Starting at the line with "Extract the structured", transcribe each line through the final one, both included, and add nothing.
↓↓↓
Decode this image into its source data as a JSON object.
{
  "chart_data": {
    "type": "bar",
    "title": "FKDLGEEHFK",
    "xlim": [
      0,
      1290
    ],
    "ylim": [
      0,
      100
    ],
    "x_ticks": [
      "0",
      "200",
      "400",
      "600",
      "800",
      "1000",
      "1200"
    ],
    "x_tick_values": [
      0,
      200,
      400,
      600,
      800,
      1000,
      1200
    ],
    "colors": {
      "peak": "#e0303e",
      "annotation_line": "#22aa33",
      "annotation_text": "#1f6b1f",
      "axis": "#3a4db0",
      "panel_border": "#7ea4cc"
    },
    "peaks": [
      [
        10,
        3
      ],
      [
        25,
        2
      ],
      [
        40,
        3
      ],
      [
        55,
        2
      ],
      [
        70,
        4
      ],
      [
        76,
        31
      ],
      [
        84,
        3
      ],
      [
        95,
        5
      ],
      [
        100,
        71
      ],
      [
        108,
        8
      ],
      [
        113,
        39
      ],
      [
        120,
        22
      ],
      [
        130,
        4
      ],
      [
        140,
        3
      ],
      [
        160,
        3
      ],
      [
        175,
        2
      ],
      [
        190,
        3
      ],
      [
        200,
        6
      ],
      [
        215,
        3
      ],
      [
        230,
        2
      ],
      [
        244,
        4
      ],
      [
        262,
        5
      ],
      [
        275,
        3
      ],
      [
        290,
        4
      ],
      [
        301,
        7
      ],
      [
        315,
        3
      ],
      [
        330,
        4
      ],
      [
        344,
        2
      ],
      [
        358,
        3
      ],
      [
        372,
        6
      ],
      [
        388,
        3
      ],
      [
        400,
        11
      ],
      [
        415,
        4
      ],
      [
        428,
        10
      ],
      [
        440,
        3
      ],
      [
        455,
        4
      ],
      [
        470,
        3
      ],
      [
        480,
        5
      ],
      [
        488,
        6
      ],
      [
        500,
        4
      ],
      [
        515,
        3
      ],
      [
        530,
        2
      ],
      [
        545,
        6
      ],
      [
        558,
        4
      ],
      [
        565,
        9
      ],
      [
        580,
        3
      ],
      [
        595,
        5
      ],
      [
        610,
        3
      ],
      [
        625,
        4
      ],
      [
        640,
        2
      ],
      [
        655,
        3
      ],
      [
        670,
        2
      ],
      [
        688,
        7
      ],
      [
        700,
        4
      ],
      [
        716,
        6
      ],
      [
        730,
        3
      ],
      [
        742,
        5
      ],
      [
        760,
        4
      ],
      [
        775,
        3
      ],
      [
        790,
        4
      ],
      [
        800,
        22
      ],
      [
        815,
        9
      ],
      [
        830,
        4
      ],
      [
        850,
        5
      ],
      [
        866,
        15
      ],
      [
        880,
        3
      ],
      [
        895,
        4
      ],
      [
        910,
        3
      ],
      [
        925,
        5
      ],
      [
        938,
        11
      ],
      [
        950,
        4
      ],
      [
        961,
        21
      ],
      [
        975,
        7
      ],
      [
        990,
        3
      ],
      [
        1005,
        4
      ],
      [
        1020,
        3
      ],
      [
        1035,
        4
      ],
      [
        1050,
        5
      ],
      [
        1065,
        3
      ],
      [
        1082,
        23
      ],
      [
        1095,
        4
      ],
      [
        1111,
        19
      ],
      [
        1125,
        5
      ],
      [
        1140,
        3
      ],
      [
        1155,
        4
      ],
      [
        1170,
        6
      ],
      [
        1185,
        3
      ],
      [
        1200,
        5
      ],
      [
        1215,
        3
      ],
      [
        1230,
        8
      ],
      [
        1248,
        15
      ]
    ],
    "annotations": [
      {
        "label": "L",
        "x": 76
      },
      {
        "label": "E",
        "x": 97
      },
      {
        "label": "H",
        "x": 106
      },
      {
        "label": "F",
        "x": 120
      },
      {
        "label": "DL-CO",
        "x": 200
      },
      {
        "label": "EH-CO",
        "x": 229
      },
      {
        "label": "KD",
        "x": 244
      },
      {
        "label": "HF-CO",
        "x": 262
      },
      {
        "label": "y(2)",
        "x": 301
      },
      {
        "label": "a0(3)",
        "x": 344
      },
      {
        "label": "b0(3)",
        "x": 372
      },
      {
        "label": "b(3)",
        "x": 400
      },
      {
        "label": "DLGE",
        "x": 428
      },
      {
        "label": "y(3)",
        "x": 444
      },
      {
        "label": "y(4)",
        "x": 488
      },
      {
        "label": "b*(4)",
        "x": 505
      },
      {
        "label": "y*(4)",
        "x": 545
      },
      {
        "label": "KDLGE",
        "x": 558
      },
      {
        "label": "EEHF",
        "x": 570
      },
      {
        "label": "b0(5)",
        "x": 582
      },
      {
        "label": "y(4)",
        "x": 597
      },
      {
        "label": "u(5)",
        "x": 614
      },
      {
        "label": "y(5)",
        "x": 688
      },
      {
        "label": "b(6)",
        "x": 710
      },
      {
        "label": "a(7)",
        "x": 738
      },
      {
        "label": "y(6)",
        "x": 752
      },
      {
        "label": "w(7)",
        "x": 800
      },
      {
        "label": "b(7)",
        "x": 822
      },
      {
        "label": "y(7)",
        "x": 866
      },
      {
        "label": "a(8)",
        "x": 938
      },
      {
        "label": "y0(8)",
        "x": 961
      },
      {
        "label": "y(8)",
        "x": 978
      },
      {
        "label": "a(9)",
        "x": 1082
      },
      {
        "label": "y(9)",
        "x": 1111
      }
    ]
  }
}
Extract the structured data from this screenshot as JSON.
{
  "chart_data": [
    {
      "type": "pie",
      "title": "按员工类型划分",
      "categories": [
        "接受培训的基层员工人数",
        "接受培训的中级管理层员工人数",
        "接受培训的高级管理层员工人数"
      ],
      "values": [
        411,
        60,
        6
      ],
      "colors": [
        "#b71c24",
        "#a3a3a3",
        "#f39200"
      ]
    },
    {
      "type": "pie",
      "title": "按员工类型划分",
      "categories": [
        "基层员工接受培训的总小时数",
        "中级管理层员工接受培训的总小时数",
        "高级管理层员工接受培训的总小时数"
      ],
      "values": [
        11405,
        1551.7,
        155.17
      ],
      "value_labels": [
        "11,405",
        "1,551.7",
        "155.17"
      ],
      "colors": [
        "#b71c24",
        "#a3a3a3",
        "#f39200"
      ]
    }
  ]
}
↑↑↑
**Full output**
Extract the structured data from this screenshot as JSON.
{
  "chart_data": [
    {
      "type": "pie",
      "title": "按员工类型划分",
      "categories": [
        "接受培训的基层员工人数",
        "接受培训的中级管理层员工人数",
        "接受培训的高级管理层员工人数"
      ],
      "values": [
        411,
        60,
        6
      ],
      "colors": [
        "#b71c24",
        "#a3a3a3",
        "#f39200"
      ]
    },
    {
      "type": "pie",
      "title": "按员工类型划分",
      "categories": [
        "基层员工接受培训的总小时数",
        "中级管理层员工接受培训的总小时数",
        "高级管理层员工接受培训的总小时数"
      ],
      "values": [
        11405,
        1551.7,
        155.17
      ],
      "value_labels": [
        "11,405",
        "1,551.7",
        "155.17"
      ],
      "colors": [
        "#b71c24",
        "#a3a3a3",
        "#f39200"
      ]
    }
  ]
}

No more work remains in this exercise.